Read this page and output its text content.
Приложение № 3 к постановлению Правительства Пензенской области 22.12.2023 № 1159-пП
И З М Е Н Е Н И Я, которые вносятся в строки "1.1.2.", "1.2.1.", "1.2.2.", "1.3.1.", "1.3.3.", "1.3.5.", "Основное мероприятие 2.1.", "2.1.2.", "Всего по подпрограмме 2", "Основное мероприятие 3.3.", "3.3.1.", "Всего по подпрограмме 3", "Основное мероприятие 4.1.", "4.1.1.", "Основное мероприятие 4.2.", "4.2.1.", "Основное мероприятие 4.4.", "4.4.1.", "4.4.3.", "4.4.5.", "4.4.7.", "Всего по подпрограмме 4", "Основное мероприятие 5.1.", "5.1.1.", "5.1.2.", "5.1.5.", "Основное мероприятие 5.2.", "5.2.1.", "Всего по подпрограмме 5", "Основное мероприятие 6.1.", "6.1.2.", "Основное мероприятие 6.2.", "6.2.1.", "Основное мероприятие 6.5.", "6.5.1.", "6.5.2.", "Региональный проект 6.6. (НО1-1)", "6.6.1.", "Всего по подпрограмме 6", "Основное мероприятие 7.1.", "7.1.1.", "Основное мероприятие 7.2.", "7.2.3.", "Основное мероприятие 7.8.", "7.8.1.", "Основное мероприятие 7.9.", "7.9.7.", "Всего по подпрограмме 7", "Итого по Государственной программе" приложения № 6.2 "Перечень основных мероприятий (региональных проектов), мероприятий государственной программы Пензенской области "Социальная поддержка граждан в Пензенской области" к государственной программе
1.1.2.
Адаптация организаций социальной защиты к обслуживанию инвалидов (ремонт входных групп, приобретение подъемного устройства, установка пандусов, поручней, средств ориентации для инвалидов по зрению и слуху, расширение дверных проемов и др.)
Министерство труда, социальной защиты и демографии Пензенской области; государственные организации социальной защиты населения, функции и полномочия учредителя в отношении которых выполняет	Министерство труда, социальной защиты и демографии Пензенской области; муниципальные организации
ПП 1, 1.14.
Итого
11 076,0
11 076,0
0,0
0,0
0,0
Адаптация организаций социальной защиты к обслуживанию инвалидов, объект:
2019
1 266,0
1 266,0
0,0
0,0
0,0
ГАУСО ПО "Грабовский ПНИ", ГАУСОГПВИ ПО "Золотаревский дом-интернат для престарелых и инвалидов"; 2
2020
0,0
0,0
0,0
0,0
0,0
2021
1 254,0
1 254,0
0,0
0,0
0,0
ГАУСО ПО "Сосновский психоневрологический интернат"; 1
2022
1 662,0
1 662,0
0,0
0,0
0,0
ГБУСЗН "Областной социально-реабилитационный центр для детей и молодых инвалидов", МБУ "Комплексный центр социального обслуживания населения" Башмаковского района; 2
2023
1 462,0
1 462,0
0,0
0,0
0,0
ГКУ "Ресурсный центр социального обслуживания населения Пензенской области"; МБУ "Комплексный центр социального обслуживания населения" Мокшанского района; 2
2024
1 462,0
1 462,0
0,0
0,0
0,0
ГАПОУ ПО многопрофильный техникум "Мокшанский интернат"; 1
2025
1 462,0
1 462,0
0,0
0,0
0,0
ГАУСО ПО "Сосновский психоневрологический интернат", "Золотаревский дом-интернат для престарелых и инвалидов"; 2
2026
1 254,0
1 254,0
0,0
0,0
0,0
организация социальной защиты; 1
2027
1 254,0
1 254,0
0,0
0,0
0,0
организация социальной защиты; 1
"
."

------------

▸ GIVEN REQUEST:
Reproduce every line from the entries that holds the word "социального".

▸ CORRECT OUTPUT:
ГБУСЗН "Областной социально-реабилитационный центр для детей и молодых инвалидов", МБУ "Комплексный центр социального обслуживания населения" Башмаковского района; 2
ГКУ "Ресурсный центр социального обслуживания населения Пензенской области"; МБУ "Комплексный центр социального обслуживания населения" Мокшанского района; 2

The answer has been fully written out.